::: WORKING DATA :::

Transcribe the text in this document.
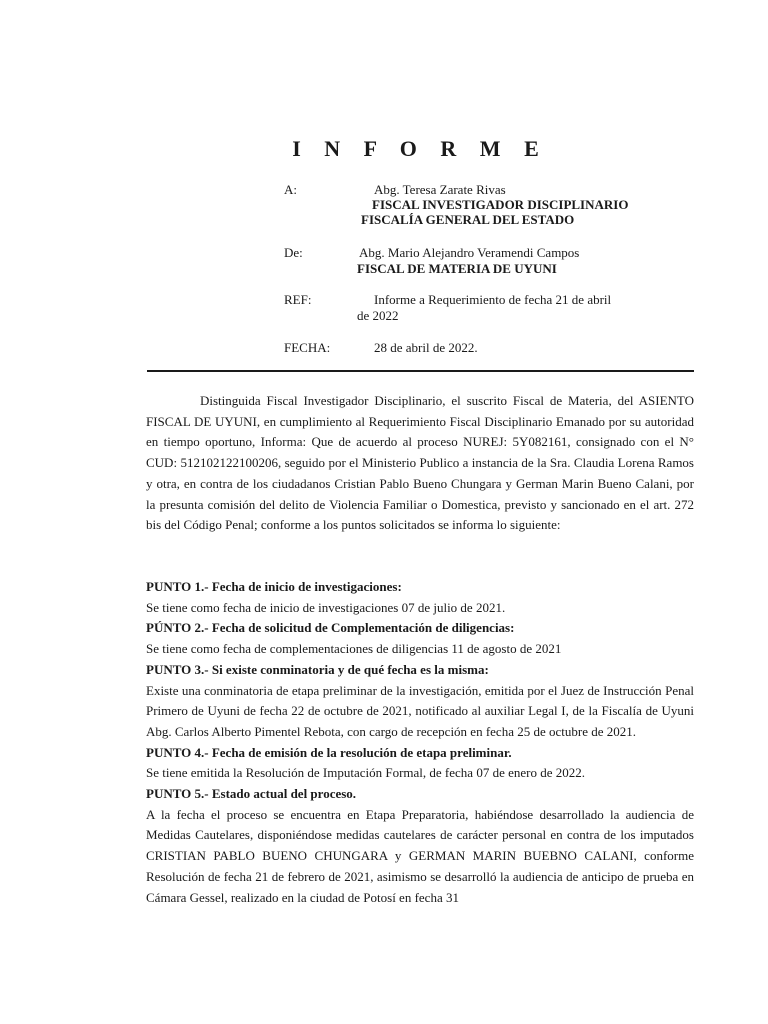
I N F O R M E
A:	Abg. Teresa Zarate Rivas
FISCAL INVESTIGADOR DISCIPLINARIO
FISCALÍA GENERAL DEL ESTADO
De:	Abg. Mario Alejandro Veramendi Campos
FISCAL DE MATERIA DE UYUNI
REF:	Informe a Requerimiento de fecha 21 de abril
de 2022
FECHA:	28 de abril de 2022.

Distinguida Fiscal Investigador Disciplinario, el suscrito Fiscal de Materia, del ASIENTO FISCAL DE UYUNI, en cumplimiento al Requerimiento Fiscal Disciplinario Emanado por su autoridad en tiempo oportuno, Informa: Que de acuerdo al proceso NUREJ: 5Y082161, consignado con el N° CUD: 512102122100206, seguido por el Ministerio Publico a instancia de la Sra. Claudia Lorena Ramos y otra, en contra de los ciudadanos Cristian Pablo Bueno Chungara y German Marin Bueno Calani, por la presunta comisión del delito de Violencia Familiar o Domestica, previsto y sancionado en el art. 272 bis del Código Penal; conforme a los puntos solicitados se informa lo siguiente:

PUNTO 1.- Fecha de inicio de investigaciones:

Se tiene como fecha de inicio de investigaciones 07 de julio de 2021.

PÚNTO 2.- Fecha de solicitud de Complementación de diligencias:

Se tiene como fecha de complementaciones de diligencias 11 de agosto de 2021

PUNTO 3.- Si existe conminatoria y de qué fecha es la misma:

Existe una conminatoria de etapa preliminar de la investigación, emitida por el Juez de Instrucción Penal Primero de Uyuni de fecha 22 de octubre de 2021, notificado al auxiliar Legal I, de la Fiscalía de Uyuni Abg. Carlos Alberto Pimentel Rebota, con cargo de recepción en fecha 25 de octubre de 2021.

PUNTO 4.- Fecha de emisión de la resolución de etapa preliminar.

Se tiene emitida la Resolución de Imputación Formal, de fecha 07 de enero de 2022.

PUNTO 5.- Estado actual del proceso.

A la fecha el proceso se encuentra en Etapa Preparatoria, habiéndose desarrollado la audiencia de Medidas Cautelares, disponiéndose medidas cautelares de carácter personal en contra de los imputados CRISTIAN PABLO BUENO CHUNGARA y GERMAN MARIN BUEBNO CALANI, conforme Resolución de fecha 21 de febrero de 2021, asimismo se desarrolló la audiencia de anticipo de prueba en Cámara Gessel, realizado en la ciudad de Potosí en fecha 31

:::

* _TO DO_:
Of the lines in this data, how many contain "investigaciones"? Reply with only the number.

* _SOLUTION BELOW_:
2